What is asked
Reproduce the stretch of entries from the very first line through the line that contains "colorbar-tick-label: 0.6 [663, 207, 682, 221]", including both ends.

Provided records
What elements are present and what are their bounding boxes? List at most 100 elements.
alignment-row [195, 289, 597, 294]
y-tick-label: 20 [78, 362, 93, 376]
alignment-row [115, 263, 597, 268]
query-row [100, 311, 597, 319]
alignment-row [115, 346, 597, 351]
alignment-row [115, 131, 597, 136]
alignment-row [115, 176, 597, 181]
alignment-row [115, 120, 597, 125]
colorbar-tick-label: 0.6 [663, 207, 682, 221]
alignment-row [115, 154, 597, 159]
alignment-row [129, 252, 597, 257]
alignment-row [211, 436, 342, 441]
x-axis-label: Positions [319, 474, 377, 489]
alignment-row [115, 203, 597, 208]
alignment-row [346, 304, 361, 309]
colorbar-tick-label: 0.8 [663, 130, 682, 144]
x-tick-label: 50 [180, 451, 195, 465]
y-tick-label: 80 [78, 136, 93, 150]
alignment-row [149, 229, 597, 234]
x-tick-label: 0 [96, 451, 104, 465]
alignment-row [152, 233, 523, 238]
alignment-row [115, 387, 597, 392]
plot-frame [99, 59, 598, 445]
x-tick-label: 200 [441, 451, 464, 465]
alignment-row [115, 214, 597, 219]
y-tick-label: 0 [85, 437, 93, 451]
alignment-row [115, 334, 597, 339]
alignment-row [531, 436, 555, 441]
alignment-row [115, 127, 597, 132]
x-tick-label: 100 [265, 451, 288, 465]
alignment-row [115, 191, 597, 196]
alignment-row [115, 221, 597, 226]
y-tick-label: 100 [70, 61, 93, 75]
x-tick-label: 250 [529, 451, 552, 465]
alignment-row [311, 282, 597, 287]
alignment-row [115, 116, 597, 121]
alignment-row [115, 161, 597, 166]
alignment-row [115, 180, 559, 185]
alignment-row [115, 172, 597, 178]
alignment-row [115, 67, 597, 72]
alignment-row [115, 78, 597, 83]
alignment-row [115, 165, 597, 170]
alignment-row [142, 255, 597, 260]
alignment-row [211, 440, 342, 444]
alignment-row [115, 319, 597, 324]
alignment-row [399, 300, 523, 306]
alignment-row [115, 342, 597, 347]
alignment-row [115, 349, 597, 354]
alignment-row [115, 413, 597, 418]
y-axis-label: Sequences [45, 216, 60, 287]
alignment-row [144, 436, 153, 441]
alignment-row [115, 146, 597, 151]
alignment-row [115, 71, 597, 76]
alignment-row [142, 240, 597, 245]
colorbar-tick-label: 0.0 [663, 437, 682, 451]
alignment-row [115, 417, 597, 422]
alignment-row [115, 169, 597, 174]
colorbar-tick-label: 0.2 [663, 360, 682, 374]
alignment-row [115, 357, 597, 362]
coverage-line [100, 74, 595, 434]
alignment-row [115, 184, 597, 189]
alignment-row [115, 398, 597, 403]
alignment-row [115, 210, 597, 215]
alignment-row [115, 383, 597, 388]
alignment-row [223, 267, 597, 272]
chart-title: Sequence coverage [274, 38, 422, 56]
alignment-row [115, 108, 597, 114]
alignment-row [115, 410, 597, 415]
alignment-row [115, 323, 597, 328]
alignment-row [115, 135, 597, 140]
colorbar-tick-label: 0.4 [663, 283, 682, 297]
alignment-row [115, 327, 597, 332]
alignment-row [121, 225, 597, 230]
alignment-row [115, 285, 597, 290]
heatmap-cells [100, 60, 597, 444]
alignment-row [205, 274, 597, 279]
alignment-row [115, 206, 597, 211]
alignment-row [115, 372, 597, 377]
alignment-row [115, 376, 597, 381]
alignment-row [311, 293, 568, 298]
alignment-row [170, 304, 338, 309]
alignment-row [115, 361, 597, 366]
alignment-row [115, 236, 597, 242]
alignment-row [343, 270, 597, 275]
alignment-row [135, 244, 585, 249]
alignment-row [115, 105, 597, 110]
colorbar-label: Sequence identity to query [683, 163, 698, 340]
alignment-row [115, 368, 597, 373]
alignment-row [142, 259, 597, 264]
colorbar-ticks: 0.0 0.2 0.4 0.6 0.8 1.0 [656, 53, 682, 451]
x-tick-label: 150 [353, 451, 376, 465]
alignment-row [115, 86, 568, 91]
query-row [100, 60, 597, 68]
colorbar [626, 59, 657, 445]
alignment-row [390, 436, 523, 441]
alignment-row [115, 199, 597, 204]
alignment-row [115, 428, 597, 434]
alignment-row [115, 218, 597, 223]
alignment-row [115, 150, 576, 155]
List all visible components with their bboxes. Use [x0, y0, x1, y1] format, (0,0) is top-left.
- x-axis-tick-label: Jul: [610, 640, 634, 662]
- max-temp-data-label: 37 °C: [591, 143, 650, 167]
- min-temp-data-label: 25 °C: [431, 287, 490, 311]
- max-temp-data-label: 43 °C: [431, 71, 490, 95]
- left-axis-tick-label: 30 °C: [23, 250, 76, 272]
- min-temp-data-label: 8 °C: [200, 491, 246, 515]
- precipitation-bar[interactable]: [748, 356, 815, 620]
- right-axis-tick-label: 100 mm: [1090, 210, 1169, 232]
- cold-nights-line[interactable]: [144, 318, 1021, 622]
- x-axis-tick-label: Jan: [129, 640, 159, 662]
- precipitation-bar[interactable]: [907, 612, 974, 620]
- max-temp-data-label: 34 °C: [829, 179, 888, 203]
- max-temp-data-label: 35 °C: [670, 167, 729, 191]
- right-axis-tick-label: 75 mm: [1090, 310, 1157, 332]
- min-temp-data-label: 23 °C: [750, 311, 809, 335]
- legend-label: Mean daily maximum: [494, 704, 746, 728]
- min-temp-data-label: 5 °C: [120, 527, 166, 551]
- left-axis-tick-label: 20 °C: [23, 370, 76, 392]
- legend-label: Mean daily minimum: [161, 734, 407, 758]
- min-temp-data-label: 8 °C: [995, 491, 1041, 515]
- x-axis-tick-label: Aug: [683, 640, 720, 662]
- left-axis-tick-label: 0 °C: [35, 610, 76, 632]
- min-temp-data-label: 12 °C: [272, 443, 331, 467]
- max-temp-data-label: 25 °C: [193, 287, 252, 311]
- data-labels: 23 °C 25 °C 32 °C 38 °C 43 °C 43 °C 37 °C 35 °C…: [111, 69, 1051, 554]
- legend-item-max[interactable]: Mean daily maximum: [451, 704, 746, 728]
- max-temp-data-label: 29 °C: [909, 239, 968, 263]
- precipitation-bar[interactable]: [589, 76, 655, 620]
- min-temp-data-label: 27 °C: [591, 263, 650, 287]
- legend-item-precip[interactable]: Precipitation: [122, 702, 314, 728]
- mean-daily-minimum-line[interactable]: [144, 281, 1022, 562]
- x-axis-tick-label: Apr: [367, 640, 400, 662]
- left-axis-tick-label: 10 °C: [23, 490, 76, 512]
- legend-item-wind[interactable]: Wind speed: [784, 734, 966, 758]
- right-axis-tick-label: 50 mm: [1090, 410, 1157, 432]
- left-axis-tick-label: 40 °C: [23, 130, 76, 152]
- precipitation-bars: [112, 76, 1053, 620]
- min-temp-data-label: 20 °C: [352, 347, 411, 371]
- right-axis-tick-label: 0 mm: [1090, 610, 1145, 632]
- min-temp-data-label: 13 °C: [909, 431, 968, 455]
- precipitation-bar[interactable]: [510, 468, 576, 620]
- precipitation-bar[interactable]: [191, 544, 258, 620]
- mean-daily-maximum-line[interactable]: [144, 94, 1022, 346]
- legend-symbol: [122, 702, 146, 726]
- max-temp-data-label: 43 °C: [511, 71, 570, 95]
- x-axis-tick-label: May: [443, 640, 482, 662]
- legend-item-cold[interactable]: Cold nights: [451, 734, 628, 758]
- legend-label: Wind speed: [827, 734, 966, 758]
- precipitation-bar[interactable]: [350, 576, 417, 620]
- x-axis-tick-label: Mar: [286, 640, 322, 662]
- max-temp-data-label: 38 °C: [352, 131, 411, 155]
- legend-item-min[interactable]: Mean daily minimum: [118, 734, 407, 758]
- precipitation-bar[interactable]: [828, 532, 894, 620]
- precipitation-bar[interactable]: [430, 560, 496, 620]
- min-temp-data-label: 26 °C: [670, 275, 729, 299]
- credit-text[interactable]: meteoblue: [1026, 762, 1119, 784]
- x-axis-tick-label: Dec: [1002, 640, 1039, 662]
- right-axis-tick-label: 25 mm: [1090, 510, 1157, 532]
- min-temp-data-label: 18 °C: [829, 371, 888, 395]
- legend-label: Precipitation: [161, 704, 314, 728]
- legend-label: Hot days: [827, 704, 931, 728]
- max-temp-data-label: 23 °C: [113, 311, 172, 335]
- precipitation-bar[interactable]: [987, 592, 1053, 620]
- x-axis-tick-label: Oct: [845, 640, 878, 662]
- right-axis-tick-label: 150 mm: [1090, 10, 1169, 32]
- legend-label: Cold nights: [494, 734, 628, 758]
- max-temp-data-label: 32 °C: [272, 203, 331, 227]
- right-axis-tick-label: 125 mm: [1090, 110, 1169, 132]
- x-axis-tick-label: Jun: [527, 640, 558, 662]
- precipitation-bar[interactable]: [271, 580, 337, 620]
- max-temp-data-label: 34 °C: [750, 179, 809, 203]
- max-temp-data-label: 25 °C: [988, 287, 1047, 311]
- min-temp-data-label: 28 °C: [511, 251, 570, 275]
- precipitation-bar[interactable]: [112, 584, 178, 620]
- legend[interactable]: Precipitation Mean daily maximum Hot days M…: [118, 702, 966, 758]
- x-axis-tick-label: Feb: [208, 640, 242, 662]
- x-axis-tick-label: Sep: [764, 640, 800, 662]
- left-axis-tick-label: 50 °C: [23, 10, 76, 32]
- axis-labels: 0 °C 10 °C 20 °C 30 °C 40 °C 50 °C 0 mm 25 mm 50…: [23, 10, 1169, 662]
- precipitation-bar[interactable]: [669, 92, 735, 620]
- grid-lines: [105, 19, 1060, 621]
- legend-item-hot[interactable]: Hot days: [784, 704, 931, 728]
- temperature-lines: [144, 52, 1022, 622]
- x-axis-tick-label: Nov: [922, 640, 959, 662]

Correct result
What elements are present and what are their bounding boxes? List at most 100 elements.
alignment-row [195, 289, 597, 294]
y-tick-label: 20 [78, 362, 93, 376]
alignment-row [115, 263, 597, 268]
query-row [100, 311, 597, 319]
alignment-row [115, 346, 597, 351]
alignment-row [115, 131, 597, 136]
alignment-row [115, 176, 597, 181]
alignment-row [115, 120, 597, 125]
colorbar-tick-label: 0.6 [663, 207, 682, 221]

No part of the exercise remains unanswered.